— Provided records —
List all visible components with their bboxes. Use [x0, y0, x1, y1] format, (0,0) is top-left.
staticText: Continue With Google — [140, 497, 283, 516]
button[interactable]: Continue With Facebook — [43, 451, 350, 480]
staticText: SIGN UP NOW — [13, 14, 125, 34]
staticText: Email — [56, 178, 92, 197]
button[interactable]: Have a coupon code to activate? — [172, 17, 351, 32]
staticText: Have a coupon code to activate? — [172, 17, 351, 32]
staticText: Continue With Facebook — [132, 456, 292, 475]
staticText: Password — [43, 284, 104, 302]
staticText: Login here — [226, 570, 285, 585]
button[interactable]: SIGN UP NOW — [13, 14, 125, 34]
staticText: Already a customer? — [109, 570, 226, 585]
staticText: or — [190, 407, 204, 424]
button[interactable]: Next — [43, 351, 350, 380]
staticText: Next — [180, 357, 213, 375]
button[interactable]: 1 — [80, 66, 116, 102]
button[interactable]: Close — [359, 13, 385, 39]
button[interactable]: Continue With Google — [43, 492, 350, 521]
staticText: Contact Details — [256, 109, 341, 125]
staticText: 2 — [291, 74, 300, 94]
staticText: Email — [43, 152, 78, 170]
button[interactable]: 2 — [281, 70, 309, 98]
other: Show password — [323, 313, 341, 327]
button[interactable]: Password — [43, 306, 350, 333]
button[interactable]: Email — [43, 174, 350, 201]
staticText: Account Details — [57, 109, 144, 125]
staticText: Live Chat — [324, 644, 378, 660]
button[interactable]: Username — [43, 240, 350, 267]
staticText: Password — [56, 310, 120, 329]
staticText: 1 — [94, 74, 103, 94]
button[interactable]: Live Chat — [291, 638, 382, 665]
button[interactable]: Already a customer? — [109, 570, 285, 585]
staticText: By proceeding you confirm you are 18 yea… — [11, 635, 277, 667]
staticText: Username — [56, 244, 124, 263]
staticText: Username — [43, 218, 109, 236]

— What the task requires —
Set out every line of the rows above as a numbered list, omitting any blank lines.

— Reply to the task —
1. List all visible components with their bboxes. Use [x0, y0, x1, y1] format, (0,0) is top-left.
2. staticText: Continue With Google — [140, 497, 283, 516]
3. button[interactable]: Continue With Facebook — [43, 451, 350, 480]
4. staticText: SIGN UP NOW — [13, 14, 125, 34]
5. staticText: Email — [56, 178, 92, 197]
6. button[interactable]: Have a coupon code to activate? — [172, 17, 351, 32]
7. staticText: Have a coupon code to activate? — [172, 17, 351, 32]
8. staticText: Continue With Facebook — [132, 456, 292, 475]
9. staticText: Password — [43, 284, 104, 302]
10. staticText: Login here — [226, 570, 285, 585]
11. button[interactable]: SIGN UP NOW — [13, 14, 125, 34]
12. staticText: Already a customer? — [109, 570, 226, 585]
13. staticText: or — [190, 407, 204, 424]
14. button[interactable]: Next — [43, 351, 350, 380]
15. staticText: Next — [180, 357, 213, 375]
16. button[interactable]: 1 — [80, 66, 116, 102]
17. button[interactable]: Close — [359, 13, 385, 39]
18. button[interactable]: Continue With Google — [43, 492, 350, 521]
19. staticText: Contact Details — [256, 109, 341, 125]
20. staticText: 2 — [291, 74, 300, 94]
21. staticText: Email — [43, 152, 78, 170]
22. button[interactable]: 2 — [281, 70, 309, 98]
23. other: Show password — [323, 313, 341, 327]
24. button[interactable]: Password — [43, 306, 350, 333]
25. button[interactable]: Email — [43, 174, 350, 201]
26. staticText: Account Details — [57, 109, 144, 125]
27. staticText: Live Chat — [324, 644, 378, 660]
28. button[interactable]: Username — [43, 240, 350, 267]
29. staticText: Password — [56, 310, 120, 329]
30. staticText: 1 — [94, 74, 103, 94]
31. button[interactable]: Live Chat — [291, 638, 382, 665]
32. button[interactable]: Already a customer? — [109, 570, 285, 585]
33. staticText: By proceeding you confirm you are 18 yea… — [11, 635, 277, 667]
34. staticText: Username — [56, 244, 124, 263]
35. staticText: Username — [43, 218, 109, 236]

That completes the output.